*PROBLEM TO SOLVE*. Identify each line containing the word "жителей" and copy it.
|---|
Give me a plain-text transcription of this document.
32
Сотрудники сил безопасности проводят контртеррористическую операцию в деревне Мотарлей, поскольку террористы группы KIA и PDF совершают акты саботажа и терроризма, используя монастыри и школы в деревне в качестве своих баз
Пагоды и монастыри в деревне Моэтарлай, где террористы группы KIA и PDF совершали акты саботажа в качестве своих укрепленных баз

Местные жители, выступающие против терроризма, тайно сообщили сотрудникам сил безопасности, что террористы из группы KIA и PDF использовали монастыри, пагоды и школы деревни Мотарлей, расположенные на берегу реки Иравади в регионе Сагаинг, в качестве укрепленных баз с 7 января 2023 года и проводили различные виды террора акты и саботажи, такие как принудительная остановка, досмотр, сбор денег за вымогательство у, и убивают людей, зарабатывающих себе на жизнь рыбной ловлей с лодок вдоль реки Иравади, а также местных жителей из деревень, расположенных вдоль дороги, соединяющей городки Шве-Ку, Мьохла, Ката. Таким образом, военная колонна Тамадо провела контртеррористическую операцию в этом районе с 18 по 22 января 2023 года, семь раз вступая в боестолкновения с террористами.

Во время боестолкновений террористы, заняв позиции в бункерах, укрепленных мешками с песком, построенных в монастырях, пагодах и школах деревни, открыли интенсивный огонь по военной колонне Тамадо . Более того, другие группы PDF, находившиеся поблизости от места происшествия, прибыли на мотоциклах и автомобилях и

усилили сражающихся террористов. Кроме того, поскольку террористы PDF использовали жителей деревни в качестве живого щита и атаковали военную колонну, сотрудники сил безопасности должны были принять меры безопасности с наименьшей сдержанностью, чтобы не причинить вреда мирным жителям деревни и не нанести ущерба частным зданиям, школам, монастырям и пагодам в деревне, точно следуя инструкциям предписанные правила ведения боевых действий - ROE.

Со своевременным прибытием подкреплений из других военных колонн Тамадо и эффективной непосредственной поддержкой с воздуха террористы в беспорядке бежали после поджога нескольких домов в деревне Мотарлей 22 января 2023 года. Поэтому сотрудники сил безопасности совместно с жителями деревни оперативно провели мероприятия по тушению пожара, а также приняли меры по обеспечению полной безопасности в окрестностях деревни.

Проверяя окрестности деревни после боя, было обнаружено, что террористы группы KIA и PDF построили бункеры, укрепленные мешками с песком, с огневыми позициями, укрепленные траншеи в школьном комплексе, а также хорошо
|---|
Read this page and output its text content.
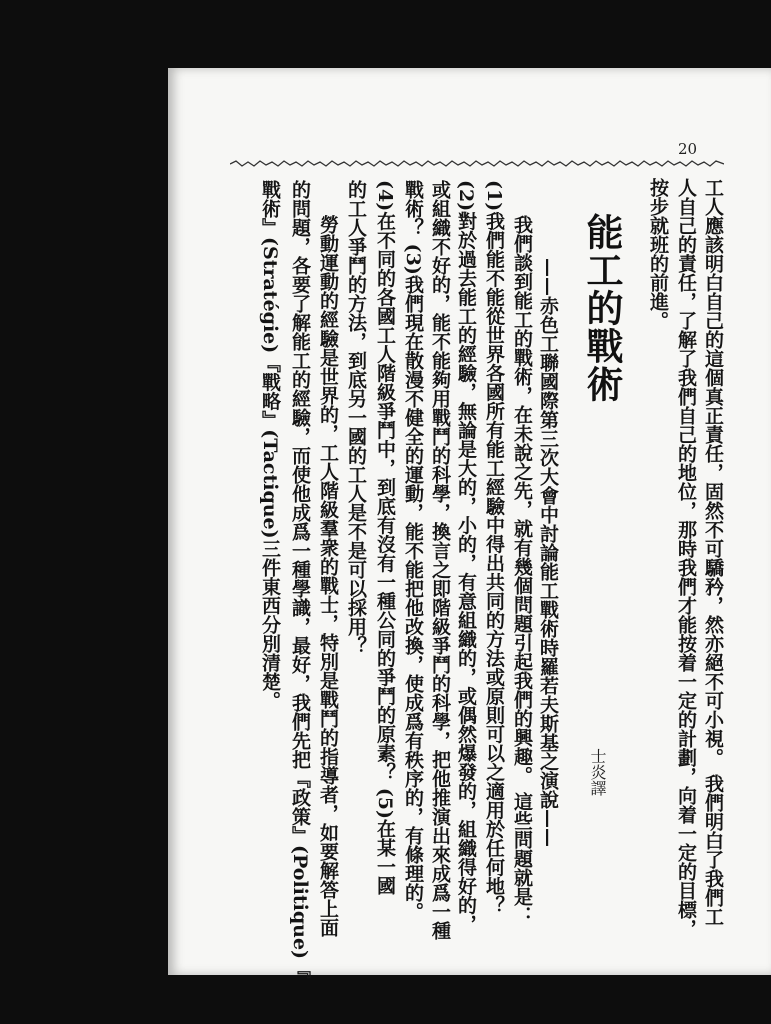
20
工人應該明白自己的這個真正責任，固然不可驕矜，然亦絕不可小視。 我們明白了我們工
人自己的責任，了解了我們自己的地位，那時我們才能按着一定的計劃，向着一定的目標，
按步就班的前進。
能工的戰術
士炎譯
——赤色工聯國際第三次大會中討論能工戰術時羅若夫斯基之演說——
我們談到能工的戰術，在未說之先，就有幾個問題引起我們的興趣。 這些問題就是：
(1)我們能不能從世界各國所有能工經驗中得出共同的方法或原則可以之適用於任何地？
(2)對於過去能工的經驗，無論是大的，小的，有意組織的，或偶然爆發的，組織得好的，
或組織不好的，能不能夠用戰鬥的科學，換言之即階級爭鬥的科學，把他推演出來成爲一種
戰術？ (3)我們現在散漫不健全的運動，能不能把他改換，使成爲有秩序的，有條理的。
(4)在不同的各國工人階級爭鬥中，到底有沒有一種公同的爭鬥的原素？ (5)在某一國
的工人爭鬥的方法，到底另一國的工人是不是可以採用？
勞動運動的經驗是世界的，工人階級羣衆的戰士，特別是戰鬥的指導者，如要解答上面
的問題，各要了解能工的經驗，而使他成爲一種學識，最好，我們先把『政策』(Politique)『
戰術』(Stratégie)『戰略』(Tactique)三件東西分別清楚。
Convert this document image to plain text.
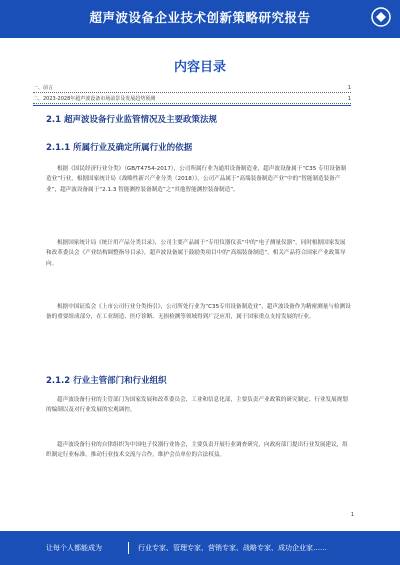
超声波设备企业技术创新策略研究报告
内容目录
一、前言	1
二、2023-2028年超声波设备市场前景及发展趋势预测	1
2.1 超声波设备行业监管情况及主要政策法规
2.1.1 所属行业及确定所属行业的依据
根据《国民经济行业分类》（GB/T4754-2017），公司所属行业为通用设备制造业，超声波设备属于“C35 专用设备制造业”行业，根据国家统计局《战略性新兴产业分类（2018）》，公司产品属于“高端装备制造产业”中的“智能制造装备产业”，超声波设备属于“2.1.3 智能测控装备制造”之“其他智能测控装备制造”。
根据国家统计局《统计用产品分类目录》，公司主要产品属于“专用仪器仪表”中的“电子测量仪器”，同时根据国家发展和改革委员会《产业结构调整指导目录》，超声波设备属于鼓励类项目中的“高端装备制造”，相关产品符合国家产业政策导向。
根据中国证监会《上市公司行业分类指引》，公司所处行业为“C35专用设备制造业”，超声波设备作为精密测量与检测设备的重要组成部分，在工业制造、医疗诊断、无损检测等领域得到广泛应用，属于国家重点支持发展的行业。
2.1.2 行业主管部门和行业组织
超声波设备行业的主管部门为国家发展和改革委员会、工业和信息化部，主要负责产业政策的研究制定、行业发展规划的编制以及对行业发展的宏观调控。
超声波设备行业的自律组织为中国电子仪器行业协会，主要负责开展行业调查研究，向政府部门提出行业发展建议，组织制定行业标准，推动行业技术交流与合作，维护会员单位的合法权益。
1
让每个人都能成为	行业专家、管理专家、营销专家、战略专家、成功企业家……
|---|
*ANSWER TO THIS EXERCISE*.
Местные жители, выступающие против терроризма, тайно сообщили сотрудникам сил безопасности, что террористы из группы KIA и PDF использовали монастыри, пагоды и школы деревни Мотарлей, расположенные на берегу реки Иравади в регионе Сагаинг, в качестве укрепленных баз с 7 января 2023 года и проводили различные виды террора акты и саботажи, такие как принудительная остановка, досмотр, сбор денег за вымогательство у, и убивают людей, зарабатывающих себе на жизнь рыбной ловлей с лодок вдоль реки Иравади, а также местных жителей из деревень, расположенных вдоль дороги, соединяющей городки Шве-Ку, Мьохла, Ката. Таким образом, военная колонна Тамадо провела контртеррористическую операцию в этом районе с 18 по 22 января 2023 года, семь раз вступая в боестолкновения с террористами.
усилили сражающихся террористов. Кроме того, поскольку террористы PDF использовали жителей деревни в качестве живого щита и атаковали военную колонну, сотрудники сил безопасности должны были принять меры безопасности с наименьшей сдержанностью, чтобы не причинить вреда мирным жителям деревни и не нанести ущерба частным зданиям, школам, монастырям и пагодам в деревне, точно следуя инструкциям предписанные правила ведения боевых действий - ROE.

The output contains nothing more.